[The problem]
Count how many lines include "text" and answer with that number only.

>> start The input

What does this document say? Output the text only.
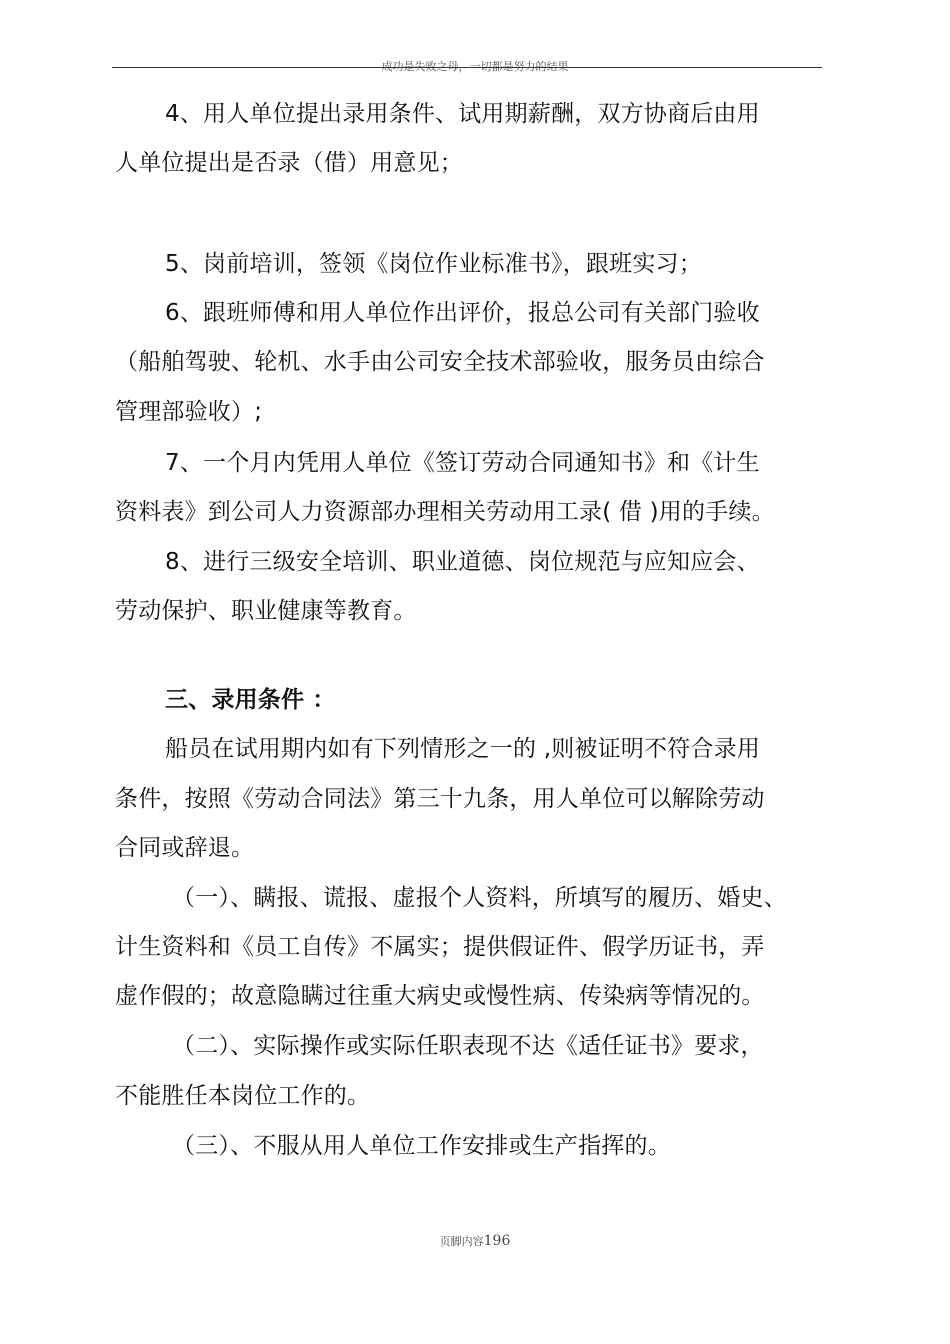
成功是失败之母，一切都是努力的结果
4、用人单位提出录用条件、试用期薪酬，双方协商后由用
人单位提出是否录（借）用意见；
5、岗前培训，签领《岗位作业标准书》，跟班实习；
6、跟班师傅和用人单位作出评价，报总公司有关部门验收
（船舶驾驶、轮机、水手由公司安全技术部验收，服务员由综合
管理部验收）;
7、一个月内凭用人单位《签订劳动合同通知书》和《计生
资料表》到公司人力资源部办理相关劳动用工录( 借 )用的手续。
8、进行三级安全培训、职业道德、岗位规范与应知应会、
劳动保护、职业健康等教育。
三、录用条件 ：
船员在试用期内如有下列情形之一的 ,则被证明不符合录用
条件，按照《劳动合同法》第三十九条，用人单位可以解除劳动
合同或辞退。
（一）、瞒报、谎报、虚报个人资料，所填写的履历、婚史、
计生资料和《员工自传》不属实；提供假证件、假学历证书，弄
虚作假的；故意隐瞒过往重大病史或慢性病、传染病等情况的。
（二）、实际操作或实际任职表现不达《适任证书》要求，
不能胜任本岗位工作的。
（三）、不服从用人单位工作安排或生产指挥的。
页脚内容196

>> end The input
>> start The input

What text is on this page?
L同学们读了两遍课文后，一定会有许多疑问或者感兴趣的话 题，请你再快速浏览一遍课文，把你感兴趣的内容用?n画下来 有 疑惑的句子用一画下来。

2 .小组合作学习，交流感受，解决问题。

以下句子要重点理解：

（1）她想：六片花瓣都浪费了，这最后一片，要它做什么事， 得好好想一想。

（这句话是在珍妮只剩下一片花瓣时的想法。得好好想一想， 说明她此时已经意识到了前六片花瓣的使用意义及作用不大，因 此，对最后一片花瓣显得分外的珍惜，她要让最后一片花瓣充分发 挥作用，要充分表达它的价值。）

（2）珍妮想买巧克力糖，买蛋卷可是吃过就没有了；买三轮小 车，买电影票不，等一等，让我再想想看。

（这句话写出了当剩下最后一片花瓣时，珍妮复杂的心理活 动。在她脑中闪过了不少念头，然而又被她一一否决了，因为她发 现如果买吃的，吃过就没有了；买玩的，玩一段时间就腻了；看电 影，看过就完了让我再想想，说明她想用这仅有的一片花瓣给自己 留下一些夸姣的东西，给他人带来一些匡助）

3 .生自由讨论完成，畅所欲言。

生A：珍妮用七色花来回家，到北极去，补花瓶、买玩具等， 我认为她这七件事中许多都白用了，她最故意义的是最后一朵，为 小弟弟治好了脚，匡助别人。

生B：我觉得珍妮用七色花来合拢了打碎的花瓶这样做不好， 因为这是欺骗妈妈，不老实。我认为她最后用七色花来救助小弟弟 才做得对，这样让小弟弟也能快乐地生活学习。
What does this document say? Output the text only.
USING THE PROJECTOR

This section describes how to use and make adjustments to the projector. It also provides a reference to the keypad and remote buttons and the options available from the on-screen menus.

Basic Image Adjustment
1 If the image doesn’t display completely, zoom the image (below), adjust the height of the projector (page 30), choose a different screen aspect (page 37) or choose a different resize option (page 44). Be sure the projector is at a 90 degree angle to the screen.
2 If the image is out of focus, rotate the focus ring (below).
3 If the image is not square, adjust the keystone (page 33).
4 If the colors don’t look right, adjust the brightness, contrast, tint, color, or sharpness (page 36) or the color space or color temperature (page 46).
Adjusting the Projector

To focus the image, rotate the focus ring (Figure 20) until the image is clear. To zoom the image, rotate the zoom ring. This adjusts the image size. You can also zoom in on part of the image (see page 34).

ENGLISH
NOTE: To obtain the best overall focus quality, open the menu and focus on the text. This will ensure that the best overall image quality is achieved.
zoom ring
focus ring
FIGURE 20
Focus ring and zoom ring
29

>> end The input

[Response to this task]
4